**Aim of the exercise:** Determine how many lines in these records hold "complexité". Only the number is wanted.

**Records supplied:**
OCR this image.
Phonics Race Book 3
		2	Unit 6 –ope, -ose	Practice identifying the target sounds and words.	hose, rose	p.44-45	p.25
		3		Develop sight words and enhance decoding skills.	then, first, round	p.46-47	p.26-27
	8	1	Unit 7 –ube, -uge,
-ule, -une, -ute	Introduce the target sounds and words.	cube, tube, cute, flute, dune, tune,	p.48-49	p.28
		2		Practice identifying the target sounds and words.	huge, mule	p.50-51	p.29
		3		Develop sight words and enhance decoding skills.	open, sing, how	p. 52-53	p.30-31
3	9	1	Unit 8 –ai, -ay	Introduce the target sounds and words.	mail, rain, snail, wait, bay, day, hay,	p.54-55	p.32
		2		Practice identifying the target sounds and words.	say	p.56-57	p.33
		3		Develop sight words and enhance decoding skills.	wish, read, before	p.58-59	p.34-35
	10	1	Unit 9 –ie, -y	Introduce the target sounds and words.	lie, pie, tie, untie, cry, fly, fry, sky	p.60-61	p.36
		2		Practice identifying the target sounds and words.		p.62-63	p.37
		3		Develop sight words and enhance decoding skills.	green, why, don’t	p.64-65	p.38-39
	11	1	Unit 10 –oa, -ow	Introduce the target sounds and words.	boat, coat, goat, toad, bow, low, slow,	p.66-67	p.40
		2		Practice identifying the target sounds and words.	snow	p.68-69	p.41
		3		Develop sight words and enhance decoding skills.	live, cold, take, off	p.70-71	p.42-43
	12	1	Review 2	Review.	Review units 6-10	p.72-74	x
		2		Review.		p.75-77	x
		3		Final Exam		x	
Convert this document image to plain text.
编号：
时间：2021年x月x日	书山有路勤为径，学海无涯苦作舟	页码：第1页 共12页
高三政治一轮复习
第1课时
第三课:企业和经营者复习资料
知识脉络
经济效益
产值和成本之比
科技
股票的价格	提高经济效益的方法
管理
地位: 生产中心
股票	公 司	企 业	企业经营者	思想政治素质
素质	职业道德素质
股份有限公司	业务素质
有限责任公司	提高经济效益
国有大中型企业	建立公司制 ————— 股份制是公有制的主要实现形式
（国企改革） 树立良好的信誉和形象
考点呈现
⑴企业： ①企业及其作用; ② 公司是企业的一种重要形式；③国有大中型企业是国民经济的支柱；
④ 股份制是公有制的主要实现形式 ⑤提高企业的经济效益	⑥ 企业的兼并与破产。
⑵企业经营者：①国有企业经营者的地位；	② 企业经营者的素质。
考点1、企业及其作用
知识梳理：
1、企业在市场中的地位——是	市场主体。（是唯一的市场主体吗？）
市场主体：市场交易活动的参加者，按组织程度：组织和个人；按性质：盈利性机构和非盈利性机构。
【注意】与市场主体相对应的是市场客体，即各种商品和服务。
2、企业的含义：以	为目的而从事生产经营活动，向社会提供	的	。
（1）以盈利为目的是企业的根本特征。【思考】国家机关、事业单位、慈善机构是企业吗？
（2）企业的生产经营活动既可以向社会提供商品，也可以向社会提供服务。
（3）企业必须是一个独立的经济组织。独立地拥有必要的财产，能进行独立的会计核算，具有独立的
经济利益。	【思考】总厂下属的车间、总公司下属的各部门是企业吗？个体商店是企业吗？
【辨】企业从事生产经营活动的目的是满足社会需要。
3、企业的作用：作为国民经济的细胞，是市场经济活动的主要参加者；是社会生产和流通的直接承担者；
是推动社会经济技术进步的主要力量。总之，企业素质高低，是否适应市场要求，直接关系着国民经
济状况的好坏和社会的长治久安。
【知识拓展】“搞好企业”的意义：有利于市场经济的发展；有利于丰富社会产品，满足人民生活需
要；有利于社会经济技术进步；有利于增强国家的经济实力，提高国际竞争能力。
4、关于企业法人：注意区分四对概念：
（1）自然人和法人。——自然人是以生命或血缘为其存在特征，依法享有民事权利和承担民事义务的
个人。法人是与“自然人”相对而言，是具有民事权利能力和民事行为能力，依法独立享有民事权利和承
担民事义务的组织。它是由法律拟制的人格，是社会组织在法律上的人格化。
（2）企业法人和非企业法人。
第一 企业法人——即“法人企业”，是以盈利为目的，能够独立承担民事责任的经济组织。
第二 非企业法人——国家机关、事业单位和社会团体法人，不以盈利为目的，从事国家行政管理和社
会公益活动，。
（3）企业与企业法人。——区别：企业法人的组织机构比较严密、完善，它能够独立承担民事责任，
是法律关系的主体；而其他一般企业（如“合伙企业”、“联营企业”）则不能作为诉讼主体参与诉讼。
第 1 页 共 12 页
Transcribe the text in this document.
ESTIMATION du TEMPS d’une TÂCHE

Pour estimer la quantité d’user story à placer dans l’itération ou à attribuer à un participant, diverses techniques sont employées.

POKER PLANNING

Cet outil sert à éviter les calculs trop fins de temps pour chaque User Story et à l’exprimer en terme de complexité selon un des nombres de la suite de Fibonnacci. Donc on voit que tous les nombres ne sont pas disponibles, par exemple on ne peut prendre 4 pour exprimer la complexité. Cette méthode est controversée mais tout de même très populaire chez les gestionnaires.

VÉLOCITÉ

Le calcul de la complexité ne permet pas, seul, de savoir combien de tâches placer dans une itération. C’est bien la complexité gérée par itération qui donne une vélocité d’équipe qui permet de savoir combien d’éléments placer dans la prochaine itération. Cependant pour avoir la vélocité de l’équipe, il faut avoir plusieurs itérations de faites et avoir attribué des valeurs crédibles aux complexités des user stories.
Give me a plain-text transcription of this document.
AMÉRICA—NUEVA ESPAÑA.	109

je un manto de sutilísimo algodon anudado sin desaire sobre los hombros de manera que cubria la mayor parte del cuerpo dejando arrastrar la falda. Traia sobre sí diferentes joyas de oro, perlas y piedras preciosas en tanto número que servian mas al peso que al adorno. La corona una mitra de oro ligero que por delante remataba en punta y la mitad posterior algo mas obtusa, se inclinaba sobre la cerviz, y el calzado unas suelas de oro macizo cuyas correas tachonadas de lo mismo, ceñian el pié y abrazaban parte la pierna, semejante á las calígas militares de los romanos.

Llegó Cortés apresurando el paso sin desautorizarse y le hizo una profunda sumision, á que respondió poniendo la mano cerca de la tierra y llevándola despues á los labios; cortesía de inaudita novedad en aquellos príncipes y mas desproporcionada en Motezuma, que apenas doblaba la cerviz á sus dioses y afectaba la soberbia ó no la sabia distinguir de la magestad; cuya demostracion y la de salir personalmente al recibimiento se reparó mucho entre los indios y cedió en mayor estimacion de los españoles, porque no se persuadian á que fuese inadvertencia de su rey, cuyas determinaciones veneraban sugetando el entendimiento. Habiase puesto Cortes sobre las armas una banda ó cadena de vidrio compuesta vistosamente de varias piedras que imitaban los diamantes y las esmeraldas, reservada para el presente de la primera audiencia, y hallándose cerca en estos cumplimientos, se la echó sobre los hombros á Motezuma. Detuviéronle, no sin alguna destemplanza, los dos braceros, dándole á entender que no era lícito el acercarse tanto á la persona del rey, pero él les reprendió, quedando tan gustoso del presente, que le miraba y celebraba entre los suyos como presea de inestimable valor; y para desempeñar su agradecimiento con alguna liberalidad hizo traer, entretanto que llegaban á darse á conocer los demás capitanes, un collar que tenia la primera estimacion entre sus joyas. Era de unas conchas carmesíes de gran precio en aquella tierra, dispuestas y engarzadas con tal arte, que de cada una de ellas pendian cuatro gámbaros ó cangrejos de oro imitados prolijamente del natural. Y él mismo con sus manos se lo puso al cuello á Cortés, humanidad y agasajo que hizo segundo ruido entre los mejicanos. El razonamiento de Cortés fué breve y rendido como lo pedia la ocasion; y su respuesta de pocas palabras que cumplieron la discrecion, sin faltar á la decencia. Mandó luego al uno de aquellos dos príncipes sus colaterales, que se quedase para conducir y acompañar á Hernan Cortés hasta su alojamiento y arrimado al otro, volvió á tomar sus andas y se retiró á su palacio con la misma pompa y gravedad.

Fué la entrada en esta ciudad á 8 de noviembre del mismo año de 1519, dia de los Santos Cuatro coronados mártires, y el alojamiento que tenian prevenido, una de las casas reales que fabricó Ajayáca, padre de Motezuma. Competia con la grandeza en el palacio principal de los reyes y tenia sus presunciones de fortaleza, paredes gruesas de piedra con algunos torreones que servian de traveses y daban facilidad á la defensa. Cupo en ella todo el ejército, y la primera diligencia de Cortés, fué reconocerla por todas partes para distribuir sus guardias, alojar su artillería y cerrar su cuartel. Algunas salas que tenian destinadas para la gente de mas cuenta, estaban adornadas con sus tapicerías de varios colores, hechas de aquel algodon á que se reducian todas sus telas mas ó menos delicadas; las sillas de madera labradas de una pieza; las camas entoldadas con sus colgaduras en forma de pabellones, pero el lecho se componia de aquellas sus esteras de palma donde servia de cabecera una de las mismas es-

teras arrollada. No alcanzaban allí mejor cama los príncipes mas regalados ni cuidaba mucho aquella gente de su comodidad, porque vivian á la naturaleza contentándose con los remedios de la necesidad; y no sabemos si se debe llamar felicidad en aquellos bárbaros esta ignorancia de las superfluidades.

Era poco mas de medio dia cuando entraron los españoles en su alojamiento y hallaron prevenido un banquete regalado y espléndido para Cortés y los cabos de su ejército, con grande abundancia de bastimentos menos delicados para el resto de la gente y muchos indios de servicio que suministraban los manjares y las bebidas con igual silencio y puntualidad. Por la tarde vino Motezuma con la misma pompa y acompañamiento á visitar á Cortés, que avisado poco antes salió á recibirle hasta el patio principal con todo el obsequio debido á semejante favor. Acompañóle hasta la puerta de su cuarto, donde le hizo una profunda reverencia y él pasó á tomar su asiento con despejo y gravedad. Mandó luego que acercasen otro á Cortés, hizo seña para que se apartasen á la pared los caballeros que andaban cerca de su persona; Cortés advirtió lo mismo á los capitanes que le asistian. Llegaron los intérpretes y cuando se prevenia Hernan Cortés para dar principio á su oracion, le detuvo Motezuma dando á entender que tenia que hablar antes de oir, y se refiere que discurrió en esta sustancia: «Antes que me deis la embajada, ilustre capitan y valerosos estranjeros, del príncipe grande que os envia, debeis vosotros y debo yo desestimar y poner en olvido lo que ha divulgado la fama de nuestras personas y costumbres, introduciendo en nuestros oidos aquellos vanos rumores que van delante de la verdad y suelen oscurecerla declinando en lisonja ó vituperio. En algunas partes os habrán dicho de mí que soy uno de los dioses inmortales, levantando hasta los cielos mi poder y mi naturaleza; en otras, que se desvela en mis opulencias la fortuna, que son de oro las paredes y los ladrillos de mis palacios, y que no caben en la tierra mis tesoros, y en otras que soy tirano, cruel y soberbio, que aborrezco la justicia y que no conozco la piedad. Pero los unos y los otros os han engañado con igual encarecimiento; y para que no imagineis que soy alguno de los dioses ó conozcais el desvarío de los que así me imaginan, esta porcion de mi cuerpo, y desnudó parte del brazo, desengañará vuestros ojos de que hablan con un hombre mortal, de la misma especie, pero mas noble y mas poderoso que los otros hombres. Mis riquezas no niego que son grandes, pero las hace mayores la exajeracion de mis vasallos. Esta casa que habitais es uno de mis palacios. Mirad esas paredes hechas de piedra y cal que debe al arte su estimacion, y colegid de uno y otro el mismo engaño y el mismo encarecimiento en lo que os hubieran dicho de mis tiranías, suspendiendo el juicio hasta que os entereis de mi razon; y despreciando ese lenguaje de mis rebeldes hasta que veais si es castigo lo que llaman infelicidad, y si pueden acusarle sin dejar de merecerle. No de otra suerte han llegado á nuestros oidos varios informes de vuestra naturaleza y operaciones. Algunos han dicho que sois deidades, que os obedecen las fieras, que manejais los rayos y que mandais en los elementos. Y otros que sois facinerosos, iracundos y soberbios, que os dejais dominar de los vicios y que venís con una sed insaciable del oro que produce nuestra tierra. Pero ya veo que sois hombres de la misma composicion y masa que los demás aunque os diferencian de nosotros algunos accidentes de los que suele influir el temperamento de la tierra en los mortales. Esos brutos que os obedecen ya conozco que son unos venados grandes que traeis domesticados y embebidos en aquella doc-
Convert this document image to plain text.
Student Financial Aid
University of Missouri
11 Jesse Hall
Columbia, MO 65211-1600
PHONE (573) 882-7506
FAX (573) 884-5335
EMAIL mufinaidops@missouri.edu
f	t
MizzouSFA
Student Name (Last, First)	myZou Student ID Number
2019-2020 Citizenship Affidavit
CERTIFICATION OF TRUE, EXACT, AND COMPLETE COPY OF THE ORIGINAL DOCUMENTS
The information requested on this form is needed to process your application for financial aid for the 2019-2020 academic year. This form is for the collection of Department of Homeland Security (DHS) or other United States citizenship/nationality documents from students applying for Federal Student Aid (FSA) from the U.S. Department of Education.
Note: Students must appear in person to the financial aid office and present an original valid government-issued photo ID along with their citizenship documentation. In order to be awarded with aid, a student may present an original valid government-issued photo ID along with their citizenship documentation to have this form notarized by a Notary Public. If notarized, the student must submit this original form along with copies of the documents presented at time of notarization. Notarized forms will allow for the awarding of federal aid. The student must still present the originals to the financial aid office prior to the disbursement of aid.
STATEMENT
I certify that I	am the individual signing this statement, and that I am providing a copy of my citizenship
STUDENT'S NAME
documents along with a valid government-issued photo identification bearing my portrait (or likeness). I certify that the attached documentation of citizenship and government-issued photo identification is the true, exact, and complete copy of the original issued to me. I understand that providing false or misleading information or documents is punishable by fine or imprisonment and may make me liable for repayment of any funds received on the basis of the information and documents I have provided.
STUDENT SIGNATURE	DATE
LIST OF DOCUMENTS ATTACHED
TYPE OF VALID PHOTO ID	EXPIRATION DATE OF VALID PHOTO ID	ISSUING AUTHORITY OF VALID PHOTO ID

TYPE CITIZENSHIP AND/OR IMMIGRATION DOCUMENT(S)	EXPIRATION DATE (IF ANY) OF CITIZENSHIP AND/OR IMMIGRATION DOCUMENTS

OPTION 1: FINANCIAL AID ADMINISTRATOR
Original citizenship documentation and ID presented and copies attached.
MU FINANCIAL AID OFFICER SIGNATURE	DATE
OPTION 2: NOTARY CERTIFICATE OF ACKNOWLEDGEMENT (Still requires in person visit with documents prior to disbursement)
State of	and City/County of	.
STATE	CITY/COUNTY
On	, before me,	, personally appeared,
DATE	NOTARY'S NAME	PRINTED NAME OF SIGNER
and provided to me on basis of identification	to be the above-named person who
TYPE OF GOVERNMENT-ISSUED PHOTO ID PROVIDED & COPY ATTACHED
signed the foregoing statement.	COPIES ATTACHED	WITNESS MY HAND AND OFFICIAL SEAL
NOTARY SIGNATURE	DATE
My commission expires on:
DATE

**Solution to this problem:** 2